What is expected = Rewrite the lines from the beginning through the line containing "730, 1857, 767]", changing every "heatmap-cell" to "grid-cell" and leaving all else as it is.

Data supplied =
::::
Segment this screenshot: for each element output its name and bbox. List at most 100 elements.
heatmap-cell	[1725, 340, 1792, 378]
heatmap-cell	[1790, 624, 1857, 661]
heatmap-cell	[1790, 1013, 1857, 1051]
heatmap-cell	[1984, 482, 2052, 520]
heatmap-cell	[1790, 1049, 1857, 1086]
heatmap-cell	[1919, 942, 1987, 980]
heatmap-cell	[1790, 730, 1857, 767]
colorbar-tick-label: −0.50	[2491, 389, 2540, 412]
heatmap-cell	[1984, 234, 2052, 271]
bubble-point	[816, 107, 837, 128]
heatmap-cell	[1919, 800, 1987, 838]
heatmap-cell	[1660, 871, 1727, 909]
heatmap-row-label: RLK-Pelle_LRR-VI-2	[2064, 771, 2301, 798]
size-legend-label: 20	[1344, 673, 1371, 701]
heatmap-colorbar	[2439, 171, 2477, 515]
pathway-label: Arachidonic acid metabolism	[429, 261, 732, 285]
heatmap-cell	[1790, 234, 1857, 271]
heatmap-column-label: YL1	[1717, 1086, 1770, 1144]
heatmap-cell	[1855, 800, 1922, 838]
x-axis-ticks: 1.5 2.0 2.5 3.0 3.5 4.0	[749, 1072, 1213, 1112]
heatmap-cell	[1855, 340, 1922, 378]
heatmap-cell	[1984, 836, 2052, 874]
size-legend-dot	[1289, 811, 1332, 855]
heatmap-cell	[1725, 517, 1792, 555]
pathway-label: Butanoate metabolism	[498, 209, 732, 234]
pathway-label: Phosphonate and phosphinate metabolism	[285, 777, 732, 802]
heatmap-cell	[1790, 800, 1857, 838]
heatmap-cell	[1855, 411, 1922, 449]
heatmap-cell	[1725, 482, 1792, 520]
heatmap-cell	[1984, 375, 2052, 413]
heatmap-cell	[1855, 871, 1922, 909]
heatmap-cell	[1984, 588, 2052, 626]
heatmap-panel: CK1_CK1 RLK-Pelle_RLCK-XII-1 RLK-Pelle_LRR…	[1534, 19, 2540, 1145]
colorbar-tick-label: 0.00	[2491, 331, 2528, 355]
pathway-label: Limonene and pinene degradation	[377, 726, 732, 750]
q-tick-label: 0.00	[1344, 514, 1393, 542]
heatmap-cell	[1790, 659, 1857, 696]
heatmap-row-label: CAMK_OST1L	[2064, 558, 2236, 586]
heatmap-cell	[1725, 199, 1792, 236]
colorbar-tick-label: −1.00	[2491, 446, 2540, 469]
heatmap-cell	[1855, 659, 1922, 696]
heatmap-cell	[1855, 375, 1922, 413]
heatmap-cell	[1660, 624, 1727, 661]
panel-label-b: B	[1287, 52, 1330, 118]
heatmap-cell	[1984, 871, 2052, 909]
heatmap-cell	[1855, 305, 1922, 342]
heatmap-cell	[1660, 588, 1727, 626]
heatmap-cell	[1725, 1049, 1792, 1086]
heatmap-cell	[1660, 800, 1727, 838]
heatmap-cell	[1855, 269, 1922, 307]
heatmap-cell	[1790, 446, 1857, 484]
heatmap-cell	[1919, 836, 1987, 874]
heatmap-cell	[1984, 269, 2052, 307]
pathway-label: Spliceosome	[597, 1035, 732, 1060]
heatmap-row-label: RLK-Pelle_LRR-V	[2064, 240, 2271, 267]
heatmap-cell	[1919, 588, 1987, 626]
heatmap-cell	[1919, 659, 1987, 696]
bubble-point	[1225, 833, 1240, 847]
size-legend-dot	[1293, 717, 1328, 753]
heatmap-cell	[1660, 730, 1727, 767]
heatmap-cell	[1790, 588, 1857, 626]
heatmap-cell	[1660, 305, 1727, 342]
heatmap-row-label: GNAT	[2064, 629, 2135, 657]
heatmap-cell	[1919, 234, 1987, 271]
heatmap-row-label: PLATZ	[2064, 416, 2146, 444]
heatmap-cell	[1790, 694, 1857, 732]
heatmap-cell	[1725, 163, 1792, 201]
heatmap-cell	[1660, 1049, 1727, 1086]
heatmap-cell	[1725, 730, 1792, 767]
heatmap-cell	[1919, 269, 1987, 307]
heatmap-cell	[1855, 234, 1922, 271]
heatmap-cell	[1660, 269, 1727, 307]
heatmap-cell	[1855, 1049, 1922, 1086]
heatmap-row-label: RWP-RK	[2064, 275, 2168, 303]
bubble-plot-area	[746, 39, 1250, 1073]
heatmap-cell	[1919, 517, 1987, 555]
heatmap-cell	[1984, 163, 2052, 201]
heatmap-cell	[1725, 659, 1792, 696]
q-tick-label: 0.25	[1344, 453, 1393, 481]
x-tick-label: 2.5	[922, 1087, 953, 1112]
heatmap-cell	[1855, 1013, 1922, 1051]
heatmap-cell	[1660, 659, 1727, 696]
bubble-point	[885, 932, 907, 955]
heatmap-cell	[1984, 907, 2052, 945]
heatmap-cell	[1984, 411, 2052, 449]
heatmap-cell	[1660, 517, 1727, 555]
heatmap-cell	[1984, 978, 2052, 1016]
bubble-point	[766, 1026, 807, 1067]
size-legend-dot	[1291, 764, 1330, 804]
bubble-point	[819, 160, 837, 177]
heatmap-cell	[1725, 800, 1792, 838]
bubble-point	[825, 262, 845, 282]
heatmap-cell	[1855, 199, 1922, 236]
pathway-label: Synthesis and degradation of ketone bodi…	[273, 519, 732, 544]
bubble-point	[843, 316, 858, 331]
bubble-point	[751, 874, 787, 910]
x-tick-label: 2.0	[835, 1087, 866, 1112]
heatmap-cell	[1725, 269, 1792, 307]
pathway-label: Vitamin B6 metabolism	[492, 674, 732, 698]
::::
Answer =
Segment this screenshot: for each element output its name and bbox. List at most 100 elements.
grid-cell	[1725, 340, 1792, 378]
grid-cell	[1790, 624, 1857, 661]
grid-cell	[1790, 1013, 1857, 1051]
grid-cell	[1984, 482, 2052, 520]
grid-cell	[1790, 1049, 1857, 1086]
grid-cell	[1919, 942, 1987, 980]
grid-cell	[1790, 730, 1857, 767]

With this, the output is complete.